Do this —
All of the data should be output character for character, except the pictures.

Excerpted data —

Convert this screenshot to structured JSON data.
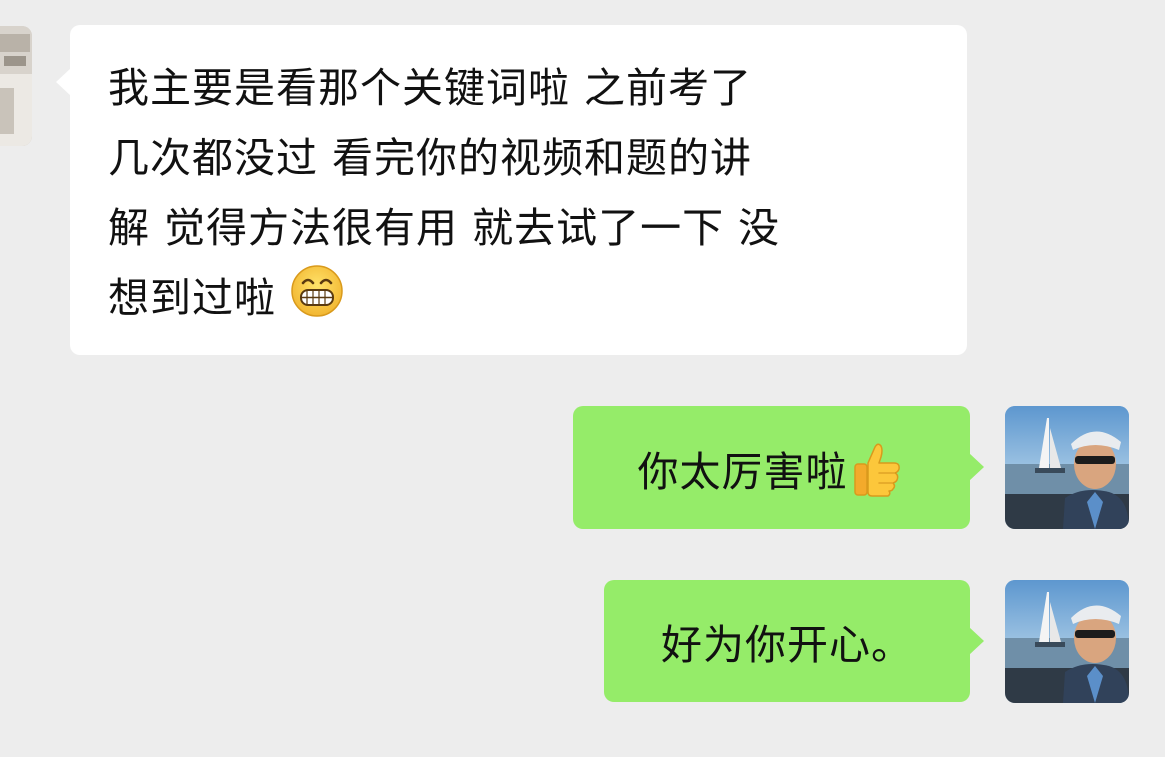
{
  "conversation": {
    "incoming": {
      "lines": [
        "我主要是看那个关键词啦  之前考了",
        "几次都没过  看完你的视频和题的讲",
        "解  觉得方法很有用  就去试了一下 没",
        "想到过啦"
      ],
      "emoji": "grinning-face"
    },
    "outgoing": [
      {
        "text": "你太厉害啦",
        "emoji": "thumbs-up"
      },
      {
        "text": "好为你开心。",
        "emoji": ""
      }
    ]
  },
  "colors": {
    "background": "#ededed",
    "incoming_bubble": "#ffffff",
    "outgoing_bubble": "#95ec69"
  }
}
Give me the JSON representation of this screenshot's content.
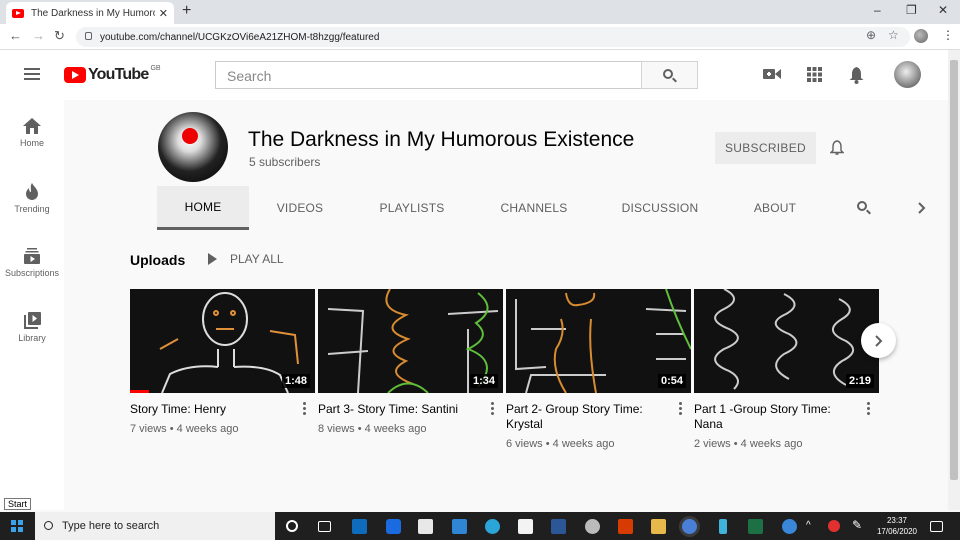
{
  "browser": {
    "tab_title": "The Darkness in My Humorous E",
    "tab_close": "✕",
    "new_tab": "+",
    "url": "youtube.com/channel/UCGKzOVi6eA21ZHOM-t8hzgg/featured",
    "win_minimize": "–",
    "win_restore": "❐",
    "win_close": "✕"
  },
  "header": {
    "logo_text": "YouTube",
    "region": "GB",
    "search_placeholder": "Search"
  },
  "leftnav": {
    "items": [
      {
        "label": "Home",
        "icon": "home-icon"
      },
      {
        "label": "Trending",
        "icon": "flame-icon"
      },
      {
        "label": "Subscriptions",
        "icon": "subscriptions-icon"
      },
      {
        "label": "Library",
        "icon": "library-icon"
      }
    ]
  },
  "channel": {
    "name": "The Darkness in My Humorous Existence",
    "subscribers": "5 subscribers",
    "subscribe_label": "SUBSCRIBED",
    "tabs": [
      "HOME",
      "VIDEOS",
      "PLAYLISTS",
      "CHANNELS",
      "DISCUSSION",
      "ABOUT"
    ],
    "active_tab": "HOME"
  },
  "section": {
    "title": "Uploads",
    "play_all": "PLAY ALL"
  },
  "videos": [
    {
      "title": "Story Time: Henry",
      "views": "7 views",
      "age": "4 weeks ago",
      "duration": "1:48",
      "watched_fraction": 0.1
    },
    {
      "title": "Part 3- Story Time: Santini",
      "views": "8 views",
      "age": "4 weeks ago",
      "duration": "1:34"
    },
    {
      "title": "Part 2- Group Story Time: Krystal",
      "views": "6 views",
      "age": "4 weeks ago",
      "duration": "0:54"
    },
    {
      "title": "Part 1 -Group Story Time: Nana",
      "views": "2 views",
      "age": "4 weeks ago",
      "duration": "2:19"
    }
  ],
  "meta_separator": "•",
  "taskbar": {
    "start_tooltip": "Start",
    "search_placeholder": "Type here to search",
    "time": "23:37",
    "date": "17/06/2020"
  },
  "colors": {
    "brand_red": "#ff0000",
    "taskbar": "#1f1f1f"
  }
}
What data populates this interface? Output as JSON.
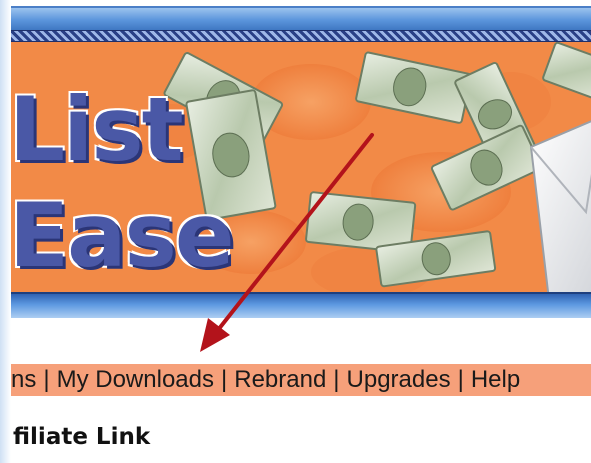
{
  "banner": {
    "logo_line1": "List",
    "logo_line2": "Ease"
  },
  "nav": {
    "items": [
      {
        "label": "ns"
      },
      {
        "label": "My Downloads"
      },
      {
        "label": "Rebrand"
      },
      {
        "label": "Upgrades"
      },
      {
        "label": "Help"
      }
    ],
    "separator": "|"
  },
  "section": {
    "title": "filiate Link"
  },
  "colors": {
    "banner_orange": "#f48f4f",
    "nav_background": "#f6a07a",
    "banner_blue": "#5b95dc",
    "logo_purple": "#4a58a6",
    "arrow_red": "#b3131b"
  },
  "icons": [
    "dollar-bill-icon",
    "envelope-icon",
    "red-arrow-annotation"
  ]
}
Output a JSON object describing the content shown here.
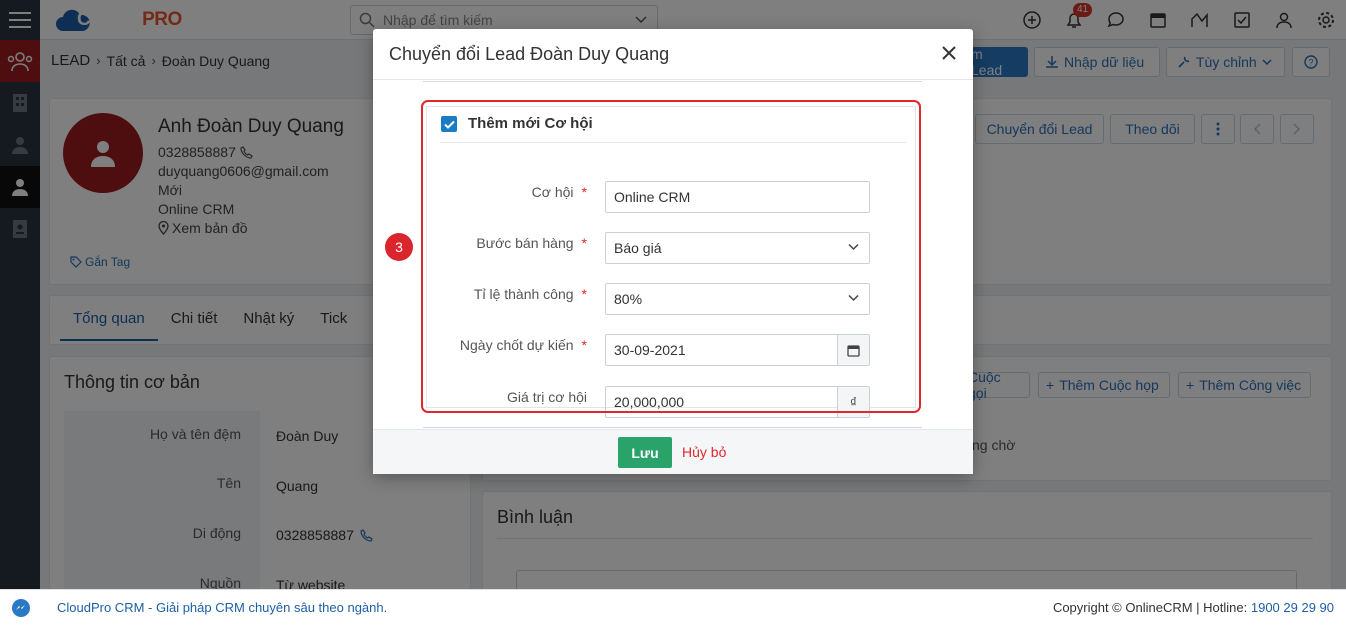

Correct response —
Convert this screenshot to structured JSON data.
{
  "conversation": {
    "incoming": {
      "lines": [
        "我主要是看那个关键词啦  之前考了",
        "几次都没过  看完你的视频和题的讲",
        "解  觉得方法很有用  就去试了一下 没",
        "想到过啦"
      ],
      "emoji": "grinning-face"
    },
    "outgoing": [
      {
        "text": "你太厉害啦",
        "emoji": "thumbs-up"
      },
      {
        "text": "好为你开心。",
        "emoji": ""
      }
    ]
  },
  "colors": {
    "background": "#ededed",
    "incoming_bubble": "#ffffff",
    "outgoing_bubble": "#95ec69"
  }
}
Give me the JSON representation of this screenshot's content.
{
  "browser": {
    "tab_title": "The Darkness in My Humorous E",
    "tab_close": "✕",
    "new_tab": "+",
    "url": "youtube.com/channel/UCGKzOVi6eA21ZHOM-t8hzgg/featured",
    "win_minimize": "–",
    "win_restore": "❐",
    "win_close": "✕"
  },
  "header": {
    "logo_text": "YouTube",
    "region": "GB",
    "search_placeholder": "Search"
  },
  "leftnav": {
    "items": [
      {
        "label": "Home",
        "icon": "home-icon"
      },
      {
        "label": "Trending",
        "icon": "flame-icon"
      },
      {
        "label": "Subscriptions",
        "icon": "subscriptions-icon"
      },
      {
        "label": "Library",
        "icon": "library-icon"
      }
    ]
  },
  "channel": {
    "name": "The Darkness in My Humorous Existence",
    "subscribers": "5 subscribers",
    "subscribe_label": "SUBSCRIBED",
    "tabs": [
      "HOME",
      "VIDEOS",
      "PLAYLISTS",
      "CHANNELS",
      "DISCUSSION",
      "ABOUT"
    ],
    "active_tab": "HOME"
  },
  "section": {
    "title": "Uploads",
    "play_all": "PLAY ALL"
  },
  "videos": [
    {
      "title": "Story Time: Henry",
      "views": "7 views",
      "age": "4 weeks ago",
      "duration": "1:48",
      "watched_fraction": 0.1
    },
    {
      "title": "Part 3- Story Time: Santini",
      "views": "8 views",
      "age": "4 weeks ago",
      "duration": "1:34"
    },
    {
      "title": "Part 2- Group Story Time: Krystal",
      "views": "6 views",
      "age": "4 weeks ago",
      "duration": "0:54"
    },
    {
      "title": "Part 1 -Group Story Time: Nana",
      "views": "2 views",
      "age": "4 weeks ago",
      "duration": "2:19"
    }
  ],
  "meta_separator": "•",
  "taskbar": {
    "start_tooltip": "Start",
    "search_placeholder": "Type here to search",
    "time": "23:37",
    "date": "17/06/2020"
  },
  "colors": {
    "brand_red": "#ff0000",
    "taskbar": "#1f1f1f"
  }
}
What data populates this interface? Output as JSON.
{
  "banner": {
    "logo_line1": "List",
    "logo_line2": "Ease"
  },
  "nav": {
    "items": [
      {
        "label": "ns"
      },
      {
        "label": "My Downloads"
      },
      {
        "label": "Rebrand"
      },
      {
        "label": "Upgrades"
      },
      {
        "label": "Help"
      }
    ],
    "separator": "|"
  },
  "section": {
    "title": "filiate Link"
  },
  "colors": {
    "banner_orange": "#f48f4f",
    "nav_background": "#f6a07a",
    "banner_blue": "#5b95dc",
    "logo_purple": "#4a58a6",
    "arrow_red": "#b3131b"
  },
  "icons": [
    "dollar-bill-icon",
    "envelope-icon",
    "red-arrow-annotation"
  ]
}
Output a JSON object describing the content shown here.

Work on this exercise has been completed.